### WHAT YOU WILL DO
Return all lines from the listing below in which the string "name" occurs.

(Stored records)
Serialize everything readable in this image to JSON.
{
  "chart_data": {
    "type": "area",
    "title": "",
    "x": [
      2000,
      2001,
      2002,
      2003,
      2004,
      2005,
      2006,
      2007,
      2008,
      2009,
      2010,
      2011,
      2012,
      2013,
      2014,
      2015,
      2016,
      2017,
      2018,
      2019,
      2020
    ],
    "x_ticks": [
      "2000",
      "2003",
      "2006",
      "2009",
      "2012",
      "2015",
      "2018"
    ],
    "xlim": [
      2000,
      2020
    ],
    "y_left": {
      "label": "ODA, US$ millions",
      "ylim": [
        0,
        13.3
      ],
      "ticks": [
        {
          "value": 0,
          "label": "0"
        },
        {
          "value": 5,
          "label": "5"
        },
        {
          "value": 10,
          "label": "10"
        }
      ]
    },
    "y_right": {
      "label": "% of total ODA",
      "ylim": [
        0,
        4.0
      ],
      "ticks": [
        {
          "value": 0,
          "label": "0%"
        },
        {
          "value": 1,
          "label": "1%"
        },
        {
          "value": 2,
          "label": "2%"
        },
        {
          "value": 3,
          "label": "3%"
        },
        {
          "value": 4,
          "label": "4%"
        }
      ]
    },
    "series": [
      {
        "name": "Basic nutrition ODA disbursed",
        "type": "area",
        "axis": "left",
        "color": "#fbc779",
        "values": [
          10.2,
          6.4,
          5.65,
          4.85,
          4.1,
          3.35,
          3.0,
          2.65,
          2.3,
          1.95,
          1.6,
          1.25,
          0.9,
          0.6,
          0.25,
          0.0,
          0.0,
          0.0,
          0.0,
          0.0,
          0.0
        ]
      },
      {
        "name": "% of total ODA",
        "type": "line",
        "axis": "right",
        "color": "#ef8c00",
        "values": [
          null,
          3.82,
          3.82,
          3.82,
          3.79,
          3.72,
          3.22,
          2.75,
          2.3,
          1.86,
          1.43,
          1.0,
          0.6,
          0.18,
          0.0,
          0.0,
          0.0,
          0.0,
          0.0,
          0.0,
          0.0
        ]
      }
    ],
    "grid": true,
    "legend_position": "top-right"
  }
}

### EXPECTED OUTPUT
        "name": "Basic nutrition ODA disbursed",
        "name": "% of total ODA",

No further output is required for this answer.